**Stated exercise:**
Find the word "TEORI" in the records below. List each line containing it.

== == ==

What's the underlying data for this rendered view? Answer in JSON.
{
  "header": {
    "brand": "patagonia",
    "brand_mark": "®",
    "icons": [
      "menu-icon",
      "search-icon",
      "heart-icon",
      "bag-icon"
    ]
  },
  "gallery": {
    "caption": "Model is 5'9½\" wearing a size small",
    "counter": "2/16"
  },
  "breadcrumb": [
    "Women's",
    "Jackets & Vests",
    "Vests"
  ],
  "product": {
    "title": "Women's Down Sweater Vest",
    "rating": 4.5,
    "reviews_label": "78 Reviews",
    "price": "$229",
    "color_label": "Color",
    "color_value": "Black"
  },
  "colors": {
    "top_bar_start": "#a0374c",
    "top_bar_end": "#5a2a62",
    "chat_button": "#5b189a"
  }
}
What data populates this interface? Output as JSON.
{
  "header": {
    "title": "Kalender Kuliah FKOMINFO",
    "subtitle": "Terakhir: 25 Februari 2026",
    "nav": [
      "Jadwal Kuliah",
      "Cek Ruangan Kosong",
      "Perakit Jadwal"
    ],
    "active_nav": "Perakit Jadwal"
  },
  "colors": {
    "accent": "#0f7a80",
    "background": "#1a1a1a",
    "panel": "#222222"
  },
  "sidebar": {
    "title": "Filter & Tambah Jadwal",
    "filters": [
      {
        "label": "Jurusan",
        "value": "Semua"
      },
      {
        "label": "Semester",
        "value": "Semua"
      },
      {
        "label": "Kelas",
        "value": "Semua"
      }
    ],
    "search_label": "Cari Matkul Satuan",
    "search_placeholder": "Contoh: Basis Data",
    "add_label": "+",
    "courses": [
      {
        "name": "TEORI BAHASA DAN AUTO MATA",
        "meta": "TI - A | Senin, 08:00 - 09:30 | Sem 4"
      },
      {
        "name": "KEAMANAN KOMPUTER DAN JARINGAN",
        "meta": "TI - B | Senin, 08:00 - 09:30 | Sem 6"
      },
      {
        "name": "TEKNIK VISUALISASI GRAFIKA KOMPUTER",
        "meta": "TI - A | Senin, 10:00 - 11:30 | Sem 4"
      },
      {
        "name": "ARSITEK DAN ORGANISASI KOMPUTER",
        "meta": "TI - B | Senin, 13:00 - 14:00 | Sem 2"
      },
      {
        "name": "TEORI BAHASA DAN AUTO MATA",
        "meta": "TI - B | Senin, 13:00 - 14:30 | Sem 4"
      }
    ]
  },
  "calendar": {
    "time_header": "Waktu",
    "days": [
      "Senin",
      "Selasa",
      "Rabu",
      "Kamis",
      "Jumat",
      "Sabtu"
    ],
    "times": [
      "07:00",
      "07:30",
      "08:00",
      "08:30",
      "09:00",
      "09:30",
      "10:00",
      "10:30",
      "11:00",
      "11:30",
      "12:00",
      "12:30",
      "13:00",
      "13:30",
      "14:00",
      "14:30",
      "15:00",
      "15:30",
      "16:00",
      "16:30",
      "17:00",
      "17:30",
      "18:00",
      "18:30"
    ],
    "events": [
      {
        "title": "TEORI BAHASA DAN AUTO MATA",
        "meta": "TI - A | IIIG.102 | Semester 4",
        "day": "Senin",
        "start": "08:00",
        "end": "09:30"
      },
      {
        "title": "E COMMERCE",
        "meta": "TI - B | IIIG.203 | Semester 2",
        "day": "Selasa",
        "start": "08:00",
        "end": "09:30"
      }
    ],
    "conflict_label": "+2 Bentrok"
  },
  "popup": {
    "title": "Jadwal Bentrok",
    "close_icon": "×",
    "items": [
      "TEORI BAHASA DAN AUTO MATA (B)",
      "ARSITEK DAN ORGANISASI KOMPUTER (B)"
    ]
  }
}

== == ==

**Solution to this problem:**
        "name": "TEORI BAHASA DAN AUTO MATA",
        "name": "TEORI BAHASA DAN AUTO MATA",
        "title": "TEORI BAHASA DAN AUTO MATA",
      "TEORI BAHASA DAN AUTO MATA (B)",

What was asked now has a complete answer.